(Collected data entries)
--- --- ---

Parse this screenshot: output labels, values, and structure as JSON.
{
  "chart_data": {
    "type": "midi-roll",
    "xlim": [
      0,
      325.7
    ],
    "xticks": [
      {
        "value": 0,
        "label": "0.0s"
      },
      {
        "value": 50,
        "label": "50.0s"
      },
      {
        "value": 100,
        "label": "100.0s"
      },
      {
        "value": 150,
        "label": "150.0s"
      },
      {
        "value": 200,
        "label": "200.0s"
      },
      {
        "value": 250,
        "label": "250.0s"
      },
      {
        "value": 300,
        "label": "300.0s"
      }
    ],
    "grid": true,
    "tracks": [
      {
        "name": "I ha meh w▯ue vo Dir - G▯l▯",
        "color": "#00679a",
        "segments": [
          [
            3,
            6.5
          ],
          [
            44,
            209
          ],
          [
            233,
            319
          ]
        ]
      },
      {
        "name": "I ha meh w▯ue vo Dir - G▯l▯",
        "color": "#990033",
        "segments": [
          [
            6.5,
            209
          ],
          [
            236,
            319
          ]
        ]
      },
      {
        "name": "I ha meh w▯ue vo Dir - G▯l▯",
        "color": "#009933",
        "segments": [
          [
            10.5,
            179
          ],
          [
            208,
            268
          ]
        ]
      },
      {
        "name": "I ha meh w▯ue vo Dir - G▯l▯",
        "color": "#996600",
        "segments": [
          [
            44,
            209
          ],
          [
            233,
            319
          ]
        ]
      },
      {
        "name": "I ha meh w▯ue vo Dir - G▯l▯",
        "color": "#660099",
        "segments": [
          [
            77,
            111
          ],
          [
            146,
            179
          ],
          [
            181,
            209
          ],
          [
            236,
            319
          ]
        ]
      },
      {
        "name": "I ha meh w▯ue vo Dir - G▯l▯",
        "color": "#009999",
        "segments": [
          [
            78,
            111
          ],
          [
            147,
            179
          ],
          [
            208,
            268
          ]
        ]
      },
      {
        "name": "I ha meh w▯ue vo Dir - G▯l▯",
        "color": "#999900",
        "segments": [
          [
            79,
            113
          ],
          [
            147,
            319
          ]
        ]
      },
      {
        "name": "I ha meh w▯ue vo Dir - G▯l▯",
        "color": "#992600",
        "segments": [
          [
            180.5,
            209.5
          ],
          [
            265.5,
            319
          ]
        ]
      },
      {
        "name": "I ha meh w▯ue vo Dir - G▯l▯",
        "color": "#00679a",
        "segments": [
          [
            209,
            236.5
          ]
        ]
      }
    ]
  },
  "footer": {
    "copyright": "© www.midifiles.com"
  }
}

--- --- ---

• _Task details_
Each entry is to be returned in full, character for character.

• _Answer for this exercise_
Parse this screenshot: output labels, values, and structure as JSON.
{
  "chart_data": {
    "type": "midi-roll",
    "xlim": [
      0,
      325.7
    ],
    "xticks": [
      {
        "value": 0,
        "label": "0.0s"
      },
      {
        "value": 50,
        "label": "50.0s"
      },
      {
        "value": 100,
        "label": "100.0s"
      },
      {
        "value": 150,
        "label": "150.0s"
      },
      {
        "value": 200,
        "label": "200.0s"
      },
      {
        "value": 250,
        "label": "250.0s"
      },
      {
        "value": 300,
        "label": "300.0s"
      }
    ],
    "grid": true,
    "tracks": [
      {
        "name": "I ha meh w▯ue vo Dir - G▯l▯",
        "color": "#00679a",
        "segments": [
          [
            3,
            6.5
          ],
          [
            44,
            209
          ],
          [
            233,
            319
          ]
        ]
      },
      {
        "name": "I ha meh w▯ue vo Dir - G▯l▯",
        "color": "#990033",
        "segments": [
          [
            6.5,
            209
          ],
          [
            236,
            319
          ]
        ]
      },
      {
        "name": "I ha meh w▯ue vo Dir - G▯l▯",
        "color": "#009933",
        "segments": [
          [
            10.5,
            179
          ],
          [
            208,
            268
          ]
        ]
      },
      {
        "name": "I ha meh w▯ue vo Dir - G▯l▯",
        "color": "#996600",
        "segments": [
          [
            44,
            209
          ],
          [
            233,
            319
          ]
        ]
      },
      {
        "name": "I ha meh w▯ue vo Dir - G▯l▯",
        "color": "#660099",
        "segments": [
          [
            77,
            111
          ],
          [
            146,
            179
          ],
          [
            181,
            209
          ],
          [
            236,
            319
          ]
        ]
      },
      {
        "name": "I ha meh w▯ue vo Dir - G▯l▯",
        "color": "#009999",
        "segments": [
          [
            78,
            111
          ],
          [
            147,
            179
          ],
          [
            208,
            268
          ]
        ]
      },
      {
        "name": "I ha meh w▯ue vo Dir - G▯l▯",
        "color": "#999900",
        "segments": [
          [
            79,
            113
          ],
          [
            147,
            319
          ]
        ]
      },
      {
        "name": "I ha meh w▯ue vo Dir - G▯l▯",
        "color": "#992600",
        "segments": [
          [
            180.5,
            209.5
          ],
          [
            265.5,
            319
          ]
        ]
      },
      {
        "name": "I ha meh w▯ue vo Dir - G▯l▯",
        "color": "#00679a",
        "segments": [
          [
            209,
            236.5
          ]
        ]
      }
    ]
  },
  "footer": {
    "copyright": "© www.midifiles.com"
  }
}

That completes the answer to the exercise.